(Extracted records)
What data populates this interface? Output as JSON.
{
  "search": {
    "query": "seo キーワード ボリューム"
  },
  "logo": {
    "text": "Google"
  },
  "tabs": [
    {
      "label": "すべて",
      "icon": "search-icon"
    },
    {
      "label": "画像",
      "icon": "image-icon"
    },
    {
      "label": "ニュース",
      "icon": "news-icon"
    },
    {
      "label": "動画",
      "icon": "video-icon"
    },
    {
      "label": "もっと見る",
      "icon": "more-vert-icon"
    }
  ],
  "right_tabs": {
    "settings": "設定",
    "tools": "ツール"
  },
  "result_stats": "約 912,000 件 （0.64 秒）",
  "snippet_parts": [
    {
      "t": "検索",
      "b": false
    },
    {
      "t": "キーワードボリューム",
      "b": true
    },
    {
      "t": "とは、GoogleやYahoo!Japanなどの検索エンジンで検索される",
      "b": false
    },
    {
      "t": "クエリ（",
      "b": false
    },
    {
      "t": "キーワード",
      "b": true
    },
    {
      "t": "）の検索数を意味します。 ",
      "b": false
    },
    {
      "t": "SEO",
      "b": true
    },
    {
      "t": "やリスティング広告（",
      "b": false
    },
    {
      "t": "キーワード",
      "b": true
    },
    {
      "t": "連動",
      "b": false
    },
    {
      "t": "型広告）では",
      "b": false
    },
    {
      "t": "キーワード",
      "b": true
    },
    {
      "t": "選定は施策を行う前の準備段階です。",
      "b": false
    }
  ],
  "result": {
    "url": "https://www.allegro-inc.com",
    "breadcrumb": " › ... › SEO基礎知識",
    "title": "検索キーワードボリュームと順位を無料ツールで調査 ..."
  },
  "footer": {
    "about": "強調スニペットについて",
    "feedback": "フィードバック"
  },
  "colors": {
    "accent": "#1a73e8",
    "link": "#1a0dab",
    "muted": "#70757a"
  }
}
* * *
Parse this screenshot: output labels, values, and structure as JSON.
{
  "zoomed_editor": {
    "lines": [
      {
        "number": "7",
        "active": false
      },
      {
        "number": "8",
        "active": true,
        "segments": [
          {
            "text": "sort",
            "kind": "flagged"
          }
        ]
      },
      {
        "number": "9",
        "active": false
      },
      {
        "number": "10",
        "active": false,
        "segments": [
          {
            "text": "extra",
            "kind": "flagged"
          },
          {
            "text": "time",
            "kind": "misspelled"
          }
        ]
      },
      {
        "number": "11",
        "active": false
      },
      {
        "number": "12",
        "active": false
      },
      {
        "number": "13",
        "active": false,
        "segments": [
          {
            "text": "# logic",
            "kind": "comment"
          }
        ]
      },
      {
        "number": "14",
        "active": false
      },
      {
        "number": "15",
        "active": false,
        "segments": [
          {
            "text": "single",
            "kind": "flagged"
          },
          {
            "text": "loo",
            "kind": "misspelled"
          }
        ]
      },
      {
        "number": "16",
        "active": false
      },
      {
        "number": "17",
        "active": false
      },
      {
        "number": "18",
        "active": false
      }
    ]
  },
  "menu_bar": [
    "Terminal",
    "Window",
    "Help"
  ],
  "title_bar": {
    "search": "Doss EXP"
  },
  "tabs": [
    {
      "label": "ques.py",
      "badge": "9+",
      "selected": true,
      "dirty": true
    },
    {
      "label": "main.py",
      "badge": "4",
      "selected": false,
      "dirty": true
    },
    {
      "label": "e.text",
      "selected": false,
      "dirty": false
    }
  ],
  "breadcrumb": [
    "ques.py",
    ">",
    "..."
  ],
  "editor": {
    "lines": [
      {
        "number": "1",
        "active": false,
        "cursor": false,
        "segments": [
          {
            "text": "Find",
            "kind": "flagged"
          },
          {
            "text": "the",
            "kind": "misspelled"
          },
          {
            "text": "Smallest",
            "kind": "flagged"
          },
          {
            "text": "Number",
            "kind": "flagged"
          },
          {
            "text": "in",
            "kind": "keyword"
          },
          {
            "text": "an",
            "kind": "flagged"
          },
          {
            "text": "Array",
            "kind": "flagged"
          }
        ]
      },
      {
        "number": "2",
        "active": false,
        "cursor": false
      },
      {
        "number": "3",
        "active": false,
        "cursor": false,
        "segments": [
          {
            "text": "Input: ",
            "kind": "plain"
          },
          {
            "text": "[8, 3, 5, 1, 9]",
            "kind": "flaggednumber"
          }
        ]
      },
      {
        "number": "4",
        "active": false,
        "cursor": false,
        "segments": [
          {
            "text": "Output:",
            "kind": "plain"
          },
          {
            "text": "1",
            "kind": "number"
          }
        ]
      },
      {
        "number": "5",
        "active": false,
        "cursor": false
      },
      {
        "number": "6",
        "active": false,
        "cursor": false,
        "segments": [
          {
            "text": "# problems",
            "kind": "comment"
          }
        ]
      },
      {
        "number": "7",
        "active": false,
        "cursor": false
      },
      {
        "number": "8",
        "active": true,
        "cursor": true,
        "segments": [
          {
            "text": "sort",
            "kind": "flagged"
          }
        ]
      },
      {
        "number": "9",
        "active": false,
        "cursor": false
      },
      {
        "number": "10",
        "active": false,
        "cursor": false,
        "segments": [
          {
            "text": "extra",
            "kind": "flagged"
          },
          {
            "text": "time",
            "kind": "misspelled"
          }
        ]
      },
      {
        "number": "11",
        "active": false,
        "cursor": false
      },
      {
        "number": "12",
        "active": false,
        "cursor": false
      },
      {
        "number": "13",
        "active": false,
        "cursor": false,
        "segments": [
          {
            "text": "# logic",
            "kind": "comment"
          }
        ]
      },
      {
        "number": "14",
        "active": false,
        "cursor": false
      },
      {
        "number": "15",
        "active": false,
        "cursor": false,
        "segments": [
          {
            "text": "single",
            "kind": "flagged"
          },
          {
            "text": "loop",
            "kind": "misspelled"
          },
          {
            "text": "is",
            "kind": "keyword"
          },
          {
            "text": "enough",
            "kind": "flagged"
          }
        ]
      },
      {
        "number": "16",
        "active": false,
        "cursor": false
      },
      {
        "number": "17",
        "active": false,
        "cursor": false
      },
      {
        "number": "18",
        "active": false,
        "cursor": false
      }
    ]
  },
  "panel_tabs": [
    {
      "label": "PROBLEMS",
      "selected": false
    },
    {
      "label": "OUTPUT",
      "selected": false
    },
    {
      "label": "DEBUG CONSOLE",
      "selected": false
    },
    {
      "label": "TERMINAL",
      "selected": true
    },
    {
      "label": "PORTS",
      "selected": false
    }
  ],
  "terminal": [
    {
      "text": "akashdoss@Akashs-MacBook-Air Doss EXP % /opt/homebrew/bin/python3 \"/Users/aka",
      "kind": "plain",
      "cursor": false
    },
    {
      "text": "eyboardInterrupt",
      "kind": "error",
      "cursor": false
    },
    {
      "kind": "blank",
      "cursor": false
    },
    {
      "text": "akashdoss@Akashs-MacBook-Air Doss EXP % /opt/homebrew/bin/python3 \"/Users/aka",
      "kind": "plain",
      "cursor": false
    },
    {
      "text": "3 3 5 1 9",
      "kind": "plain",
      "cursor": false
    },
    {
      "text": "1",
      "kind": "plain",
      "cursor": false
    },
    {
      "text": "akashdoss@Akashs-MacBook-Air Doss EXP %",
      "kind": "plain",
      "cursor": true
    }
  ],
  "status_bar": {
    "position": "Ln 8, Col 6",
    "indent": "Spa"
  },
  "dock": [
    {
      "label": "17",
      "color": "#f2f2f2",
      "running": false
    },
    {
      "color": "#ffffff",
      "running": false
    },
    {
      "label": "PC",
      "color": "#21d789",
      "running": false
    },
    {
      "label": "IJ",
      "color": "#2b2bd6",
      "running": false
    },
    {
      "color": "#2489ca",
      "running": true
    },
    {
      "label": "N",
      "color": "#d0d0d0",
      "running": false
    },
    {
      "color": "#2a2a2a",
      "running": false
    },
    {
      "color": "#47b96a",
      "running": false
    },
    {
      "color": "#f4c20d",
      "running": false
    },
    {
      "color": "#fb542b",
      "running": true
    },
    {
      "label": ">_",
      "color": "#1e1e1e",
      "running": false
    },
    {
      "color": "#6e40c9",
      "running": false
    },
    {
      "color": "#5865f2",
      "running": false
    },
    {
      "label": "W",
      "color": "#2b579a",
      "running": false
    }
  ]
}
==
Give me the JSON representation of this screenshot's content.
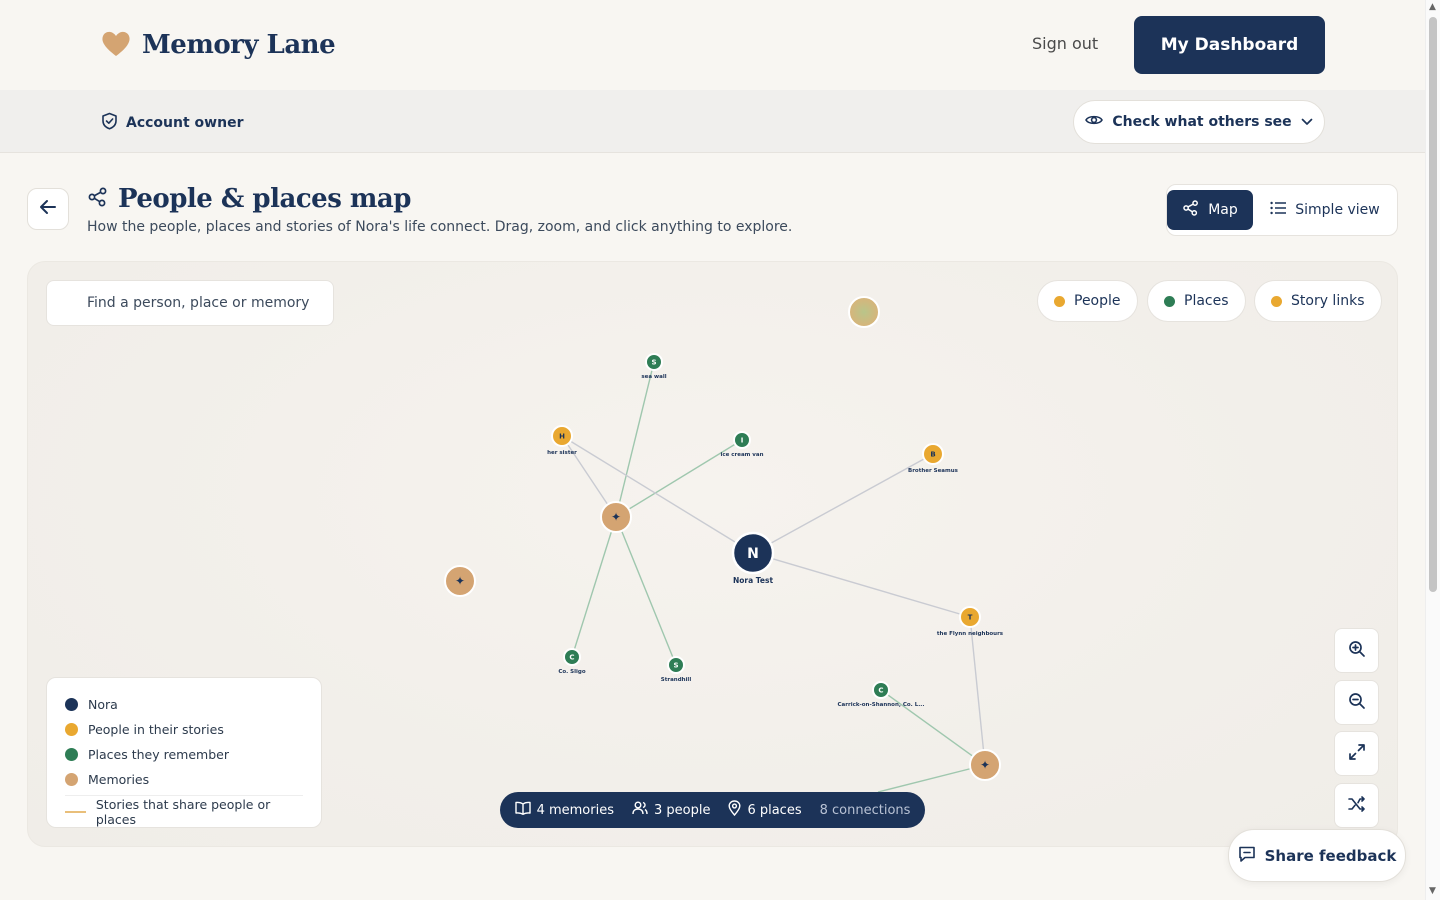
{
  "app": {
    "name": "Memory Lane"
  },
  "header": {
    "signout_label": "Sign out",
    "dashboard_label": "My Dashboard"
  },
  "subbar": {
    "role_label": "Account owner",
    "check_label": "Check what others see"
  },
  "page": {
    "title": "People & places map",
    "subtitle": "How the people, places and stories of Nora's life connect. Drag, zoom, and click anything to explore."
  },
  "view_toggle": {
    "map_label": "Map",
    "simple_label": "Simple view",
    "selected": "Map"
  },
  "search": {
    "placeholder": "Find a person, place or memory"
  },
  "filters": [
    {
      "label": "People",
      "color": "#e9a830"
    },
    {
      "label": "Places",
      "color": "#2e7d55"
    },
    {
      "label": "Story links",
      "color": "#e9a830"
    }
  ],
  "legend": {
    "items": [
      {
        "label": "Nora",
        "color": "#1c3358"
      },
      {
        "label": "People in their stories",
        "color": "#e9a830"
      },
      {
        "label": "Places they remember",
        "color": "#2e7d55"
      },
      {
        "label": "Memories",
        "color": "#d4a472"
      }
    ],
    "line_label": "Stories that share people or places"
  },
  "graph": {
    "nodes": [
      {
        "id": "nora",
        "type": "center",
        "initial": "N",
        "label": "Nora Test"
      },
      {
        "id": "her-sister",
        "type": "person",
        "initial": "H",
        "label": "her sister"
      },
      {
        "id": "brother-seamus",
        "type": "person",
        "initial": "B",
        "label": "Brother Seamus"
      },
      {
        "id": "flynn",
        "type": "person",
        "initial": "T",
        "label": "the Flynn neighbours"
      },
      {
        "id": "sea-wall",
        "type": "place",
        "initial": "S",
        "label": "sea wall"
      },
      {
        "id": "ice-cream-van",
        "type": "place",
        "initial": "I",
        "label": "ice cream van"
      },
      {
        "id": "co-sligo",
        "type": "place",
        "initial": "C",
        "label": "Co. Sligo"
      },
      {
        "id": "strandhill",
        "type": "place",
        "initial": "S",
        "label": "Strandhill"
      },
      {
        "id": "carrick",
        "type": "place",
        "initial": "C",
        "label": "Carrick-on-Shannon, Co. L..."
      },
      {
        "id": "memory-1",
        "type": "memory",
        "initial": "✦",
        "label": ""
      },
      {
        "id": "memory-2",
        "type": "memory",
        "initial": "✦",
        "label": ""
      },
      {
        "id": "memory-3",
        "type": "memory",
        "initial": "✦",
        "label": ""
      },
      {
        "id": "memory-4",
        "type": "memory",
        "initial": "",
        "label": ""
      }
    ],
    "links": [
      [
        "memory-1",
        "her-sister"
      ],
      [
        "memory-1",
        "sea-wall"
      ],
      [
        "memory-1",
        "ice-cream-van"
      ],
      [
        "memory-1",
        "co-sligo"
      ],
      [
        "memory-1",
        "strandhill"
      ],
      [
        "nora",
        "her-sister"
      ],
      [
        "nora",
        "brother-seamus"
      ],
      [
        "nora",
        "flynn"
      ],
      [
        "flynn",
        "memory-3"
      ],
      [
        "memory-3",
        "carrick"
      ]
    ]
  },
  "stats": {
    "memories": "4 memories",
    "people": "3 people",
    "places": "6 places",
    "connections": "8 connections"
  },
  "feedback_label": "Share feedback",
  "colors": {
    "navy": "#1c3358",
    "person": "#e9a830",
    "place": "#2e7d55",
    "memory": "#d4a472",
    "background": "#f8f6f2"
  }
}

**PROBLEM STATEMENT:** Each line above that holds the string "this" should be copied and shown.

**IN RESPONSE:**
What data populates this interface? Output as JSON.
Parse this screenshot: output labels, values, and structure as JSON.
Give me the JSON representation of this screenshot's content.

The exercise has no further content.